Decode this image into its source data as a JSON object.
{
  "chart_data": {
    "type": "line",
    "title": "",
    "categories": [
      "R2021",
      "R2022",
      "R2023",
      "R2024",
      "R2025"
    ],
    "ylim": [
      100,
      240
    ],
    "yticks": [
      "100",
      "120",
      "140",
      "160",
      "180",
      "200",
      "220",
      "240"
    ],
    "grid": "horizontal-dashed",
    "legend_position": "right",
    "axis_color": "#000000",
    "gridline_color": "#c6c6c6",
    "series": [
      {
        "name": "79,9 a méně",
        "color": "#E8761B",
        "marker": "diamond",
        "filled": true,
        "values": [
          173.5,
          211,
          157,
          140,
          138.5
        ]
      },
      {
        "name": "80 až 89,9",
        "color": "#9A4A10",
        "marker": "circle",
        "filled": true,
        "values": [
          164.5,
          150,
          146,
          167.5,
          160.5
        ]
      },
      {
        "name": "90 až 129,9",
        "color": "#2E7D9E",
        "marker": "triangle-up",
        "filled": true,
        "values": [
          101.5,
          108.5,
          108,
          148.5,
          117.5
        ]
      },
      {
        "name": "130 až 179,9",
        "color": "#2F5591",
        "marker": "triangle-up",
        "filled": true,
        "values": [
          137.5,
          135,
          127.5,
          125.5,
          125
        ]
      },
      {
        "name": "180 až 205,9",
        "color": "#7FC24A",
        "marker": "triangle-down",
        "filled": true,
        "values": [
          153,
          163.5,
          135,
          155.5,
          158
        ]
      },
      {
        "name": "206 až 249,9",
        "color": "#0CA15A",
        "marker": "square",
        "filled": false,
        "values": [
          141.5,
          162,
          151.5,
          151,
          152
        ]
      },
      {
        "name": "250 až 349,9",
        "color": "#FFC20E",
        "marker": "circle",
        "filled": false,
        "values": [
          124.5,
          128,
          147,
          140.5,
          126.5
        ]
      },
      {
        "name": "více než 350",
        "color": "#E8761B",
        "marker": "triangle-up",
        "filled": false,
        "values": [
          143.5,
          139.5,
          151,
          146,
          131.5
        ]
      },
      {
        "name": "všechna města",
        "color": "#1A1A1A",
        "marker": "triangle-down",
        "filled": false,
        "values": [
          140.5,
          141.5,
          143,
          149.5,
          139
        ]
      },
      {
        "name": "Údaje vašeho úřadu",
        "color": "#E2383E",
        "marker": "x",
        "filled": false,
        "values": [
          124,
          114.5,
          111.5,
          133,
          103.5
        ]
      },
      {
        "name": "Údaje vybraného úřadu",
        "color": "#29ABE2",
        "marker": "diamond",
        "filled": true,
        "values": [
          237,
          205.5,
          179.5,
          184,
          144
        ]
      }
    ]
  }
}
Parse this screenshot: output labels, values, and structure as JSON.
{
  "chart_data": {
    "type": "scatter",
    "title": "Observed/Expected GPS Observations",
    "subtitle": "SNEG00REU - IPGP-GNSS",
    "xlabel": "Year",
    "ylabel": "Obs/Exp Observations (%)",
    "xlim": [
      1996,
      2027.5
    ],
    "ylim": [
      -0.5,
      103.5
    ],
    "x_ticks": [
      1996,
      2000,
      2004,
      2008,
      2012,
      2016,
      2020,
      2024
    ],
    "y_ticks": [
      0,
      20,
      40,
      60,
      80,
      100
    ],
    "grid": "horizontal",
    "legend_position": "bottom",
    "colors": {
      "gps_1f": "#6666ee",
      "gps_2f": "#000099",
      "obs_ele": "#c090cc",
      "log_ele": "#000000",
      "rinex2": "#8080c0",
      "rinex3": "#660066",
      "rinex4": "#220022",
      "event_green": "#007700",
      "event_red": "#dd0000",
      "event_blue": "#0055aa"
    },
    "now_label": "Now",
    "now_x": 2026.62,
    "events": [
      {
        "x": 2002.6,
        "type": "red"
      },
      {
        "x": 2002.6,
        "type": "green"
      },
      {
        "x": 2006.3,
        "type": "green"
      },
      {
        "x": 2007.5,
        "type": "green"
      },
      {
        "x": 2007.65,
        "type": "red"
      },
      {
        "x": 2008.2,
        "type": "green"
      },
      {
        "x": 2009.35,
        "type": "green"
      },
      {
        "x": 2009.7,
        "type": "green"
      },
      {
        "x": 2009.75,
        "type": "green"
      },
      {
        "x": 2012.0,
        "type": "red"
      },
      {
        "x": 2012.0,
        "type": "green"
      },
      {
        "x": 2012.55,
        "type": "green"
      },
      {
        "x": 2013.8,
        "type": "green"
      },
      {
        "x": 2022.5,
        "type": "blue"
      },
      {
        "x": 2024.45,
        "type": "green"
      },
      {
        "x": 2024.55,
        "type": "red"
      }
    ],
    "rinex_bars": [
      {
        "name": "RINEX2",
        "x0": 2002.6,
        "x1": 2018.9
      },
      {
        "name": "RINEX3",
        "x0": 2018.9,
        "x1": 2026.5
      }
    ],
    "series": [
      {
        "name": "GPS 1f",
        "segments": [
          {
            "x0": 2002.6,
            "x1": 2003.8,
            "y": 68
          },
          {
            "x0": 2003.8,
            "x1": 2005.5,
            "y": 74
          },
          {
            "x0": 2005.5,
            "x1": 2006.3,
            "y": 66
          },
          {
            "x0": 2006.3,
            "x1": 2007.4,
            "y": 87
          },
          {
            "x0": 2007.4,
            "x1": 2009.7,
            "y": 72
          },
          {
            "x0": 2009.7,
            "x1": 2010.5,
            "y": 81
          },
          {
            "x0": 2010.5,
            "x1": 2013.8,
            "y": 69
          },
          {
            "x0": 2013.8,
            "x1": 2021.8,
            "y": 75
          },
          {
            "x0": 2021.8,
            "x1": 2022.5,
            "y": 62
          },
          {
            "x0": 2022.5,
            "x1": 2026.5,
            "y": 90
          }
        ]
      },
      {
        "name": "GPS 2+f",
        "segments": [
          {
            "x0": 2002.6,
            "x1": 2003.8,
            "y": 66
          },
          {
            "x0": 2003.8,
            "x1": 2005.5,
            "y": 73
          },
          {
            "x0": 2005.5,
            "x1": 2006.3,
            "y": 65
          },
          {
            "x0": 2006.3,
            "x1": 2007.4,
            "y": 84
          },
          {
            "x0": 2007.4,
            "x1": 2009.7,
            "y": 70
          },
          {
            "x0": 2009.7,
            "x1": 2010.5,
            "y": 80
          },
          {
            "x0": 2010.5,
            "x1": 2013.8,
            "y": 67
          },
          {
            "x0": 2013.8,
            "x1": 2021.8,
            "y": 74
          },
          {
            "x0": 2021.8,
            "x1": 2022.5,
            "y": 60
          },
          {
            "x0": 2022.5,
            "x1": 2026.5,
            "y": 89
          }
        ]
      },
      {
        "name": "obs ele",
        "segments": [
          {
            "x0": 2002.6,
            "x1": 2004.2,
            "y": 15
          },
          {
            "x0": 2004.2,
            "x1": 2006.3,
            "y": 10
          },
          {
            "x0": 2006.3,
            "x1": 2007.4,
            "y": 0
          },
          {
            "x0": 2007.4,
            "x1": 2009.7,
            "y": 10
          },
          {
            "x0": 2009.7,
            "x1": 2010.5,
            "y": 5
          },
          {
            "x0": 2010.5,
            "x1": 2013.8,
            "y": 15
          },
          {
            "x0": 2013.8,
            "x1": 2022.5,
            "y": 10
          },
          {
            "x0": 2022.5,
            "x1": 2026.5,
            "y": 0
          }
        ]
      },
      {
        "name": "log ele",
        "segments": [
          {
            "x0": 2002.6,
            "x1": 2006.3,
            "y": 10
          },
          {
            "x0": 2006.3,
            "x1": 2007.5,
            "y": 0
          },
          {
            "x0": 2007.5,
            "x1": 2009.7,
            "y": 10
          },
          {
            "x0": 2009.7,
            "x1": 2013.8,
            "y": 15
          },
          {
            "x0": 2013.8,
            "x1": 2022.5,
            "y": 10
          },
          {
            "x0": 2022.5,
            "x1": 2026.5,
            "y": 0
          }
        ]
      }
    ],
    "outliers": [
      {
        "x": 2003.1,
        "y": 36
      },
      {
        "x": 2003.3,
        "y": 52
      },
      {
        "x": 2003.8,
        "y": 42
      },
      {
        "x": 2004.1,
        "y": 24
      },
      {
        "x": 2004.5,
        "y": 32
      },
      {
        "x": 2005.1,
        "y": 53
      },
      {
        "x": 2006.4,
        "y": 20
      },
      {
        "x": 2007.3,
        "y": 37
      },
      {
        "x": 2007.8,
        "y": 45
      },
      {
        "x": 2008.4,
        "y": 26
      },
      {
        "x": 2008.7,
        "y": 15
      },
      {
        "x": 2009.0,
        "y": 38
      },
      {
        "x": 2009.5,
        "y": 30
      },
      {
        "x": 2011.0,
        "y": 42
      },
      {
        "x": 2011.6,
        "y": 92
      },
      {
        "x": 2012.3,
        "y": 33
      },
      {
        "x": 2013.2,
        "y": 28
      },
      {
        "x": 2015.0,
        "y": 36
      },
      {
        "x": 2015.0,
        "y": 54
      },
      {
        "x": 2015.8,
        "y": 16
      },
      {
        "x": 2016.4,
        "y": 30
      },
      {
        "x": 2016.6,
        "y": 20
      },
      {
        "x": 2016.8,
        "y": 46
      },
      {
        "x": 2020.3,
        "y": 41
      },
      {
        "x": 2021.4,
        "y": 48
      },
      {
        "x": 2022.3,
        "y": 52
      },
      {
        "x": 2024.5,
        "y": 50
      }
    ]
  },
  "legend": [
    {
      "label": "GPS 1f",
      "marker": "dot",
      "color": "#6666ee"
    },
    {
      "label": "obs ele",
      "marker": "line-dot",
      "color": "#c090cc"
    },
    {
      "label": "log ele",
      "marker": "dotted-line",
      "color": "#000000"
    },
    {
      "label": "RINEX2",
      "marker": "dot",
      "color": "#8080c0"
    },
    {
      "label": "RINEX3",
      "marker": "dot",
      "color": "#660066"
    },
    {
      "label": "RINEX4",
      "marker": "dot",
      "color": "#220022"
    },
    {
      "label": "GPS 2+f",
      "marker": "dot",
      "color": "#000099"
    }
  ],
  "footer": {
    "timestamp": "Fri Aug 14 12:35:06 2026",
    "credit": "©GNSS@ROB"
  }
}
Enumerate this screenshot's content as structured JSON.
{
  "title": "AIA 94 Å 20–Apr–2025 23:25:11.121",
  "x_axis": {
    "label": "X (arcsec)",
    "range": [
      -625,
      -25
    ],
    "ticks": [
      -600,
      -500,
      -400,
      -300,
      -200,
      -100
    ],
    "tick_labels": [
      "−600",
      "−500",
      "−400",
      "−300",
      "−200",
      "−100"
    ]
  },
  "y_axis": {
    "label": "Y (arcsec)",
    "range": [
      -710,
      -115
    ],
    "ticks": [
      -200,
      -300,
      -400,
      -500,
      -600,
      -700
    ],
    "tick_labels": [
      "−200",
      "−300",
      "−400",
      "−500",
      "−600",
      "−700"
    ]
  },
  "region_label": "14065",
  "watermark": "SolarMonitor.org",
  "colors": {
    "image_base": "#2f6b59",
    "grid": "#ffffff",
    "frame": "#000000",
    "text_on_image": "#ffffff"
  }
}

=-=-=-=-=

> EXERCISE REQUIREMENTS: Provide the number of lines in the data above that contain the string "this", and nothing else.

> FULL RESPONSE: 3